Using the records that follow, copy every line containing the word "nursing".

━━━━━━

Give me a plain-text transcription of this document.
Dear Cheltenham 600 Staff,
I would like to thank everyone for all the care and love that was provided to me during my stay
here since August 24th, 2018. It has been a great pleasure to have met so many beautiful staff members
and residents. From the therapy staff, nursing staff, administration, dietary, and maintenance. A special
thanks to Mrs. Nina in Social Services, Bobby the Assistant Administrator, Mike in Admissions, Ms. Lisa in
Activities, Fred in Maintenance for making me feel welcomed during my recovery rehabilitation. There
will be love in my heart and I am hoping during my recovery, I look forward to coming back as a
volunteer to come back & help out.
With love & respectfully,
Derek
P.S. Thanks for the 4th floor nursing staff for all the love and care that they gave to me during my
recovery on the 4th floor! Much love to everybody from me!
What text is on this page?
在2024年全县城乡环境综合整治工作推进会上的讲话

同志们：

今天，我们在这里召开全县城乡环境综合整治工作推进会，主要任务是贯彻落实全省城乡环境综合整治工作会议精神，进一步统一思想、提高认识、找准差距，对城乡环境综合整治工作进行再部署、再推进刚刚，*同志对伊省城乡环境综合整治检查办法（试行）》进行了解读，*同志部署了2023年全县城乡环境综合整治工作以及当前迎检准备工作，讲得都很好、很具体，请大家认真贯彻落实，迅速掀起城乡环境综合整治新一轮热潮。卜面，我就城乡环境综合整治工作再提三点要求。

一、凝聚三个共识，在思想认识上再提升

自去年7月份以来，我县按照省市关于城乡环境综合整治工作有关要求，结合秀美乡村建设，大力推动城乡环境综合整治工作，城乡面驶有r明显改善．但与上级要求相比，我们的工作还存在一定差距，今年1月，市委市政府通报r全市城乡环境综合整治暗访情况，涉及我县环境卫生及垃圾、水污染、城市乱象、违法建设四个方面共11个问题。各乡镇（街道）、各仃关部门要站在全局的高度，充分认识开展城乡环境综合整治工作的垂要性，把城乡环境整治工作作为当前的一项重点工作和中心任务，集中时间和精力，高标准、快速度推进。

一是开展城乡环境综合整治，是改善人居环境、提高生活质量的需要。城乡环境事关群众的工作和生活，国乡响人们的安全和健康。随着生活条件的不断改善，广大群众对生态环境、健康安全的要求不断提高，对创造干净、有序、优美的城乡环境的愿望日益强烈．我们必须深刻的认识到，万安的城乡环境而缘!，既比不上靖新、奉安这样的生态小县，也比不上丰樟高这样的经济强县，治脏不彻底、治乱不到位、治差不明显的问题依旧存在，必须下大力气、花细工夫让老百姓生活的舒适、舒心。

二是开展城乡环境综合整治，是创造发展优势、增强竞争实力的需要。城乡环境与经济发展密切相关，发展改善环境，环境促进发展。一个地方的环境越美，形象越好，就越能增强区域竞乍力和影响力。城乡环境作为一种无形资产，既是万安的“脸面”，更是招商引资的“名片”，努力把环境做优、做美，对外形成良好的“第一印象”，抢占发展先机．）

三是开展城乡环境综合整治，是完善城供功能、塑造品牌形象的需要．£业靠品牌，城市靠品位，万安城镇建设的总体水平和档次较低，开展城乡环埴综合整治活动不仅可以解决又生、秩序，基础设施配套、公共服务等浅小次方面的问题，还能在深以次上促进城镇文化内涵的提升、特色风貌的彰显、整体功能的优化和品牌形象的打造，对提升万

━━━━━━

WRITTEN SOLUTION:
and residents. From the therapy staff, nursing staff, administration, dietary, and maintenance. A special
P.S. Thanks for the 4th floor nursing staff for all the love and care that they gave to me during my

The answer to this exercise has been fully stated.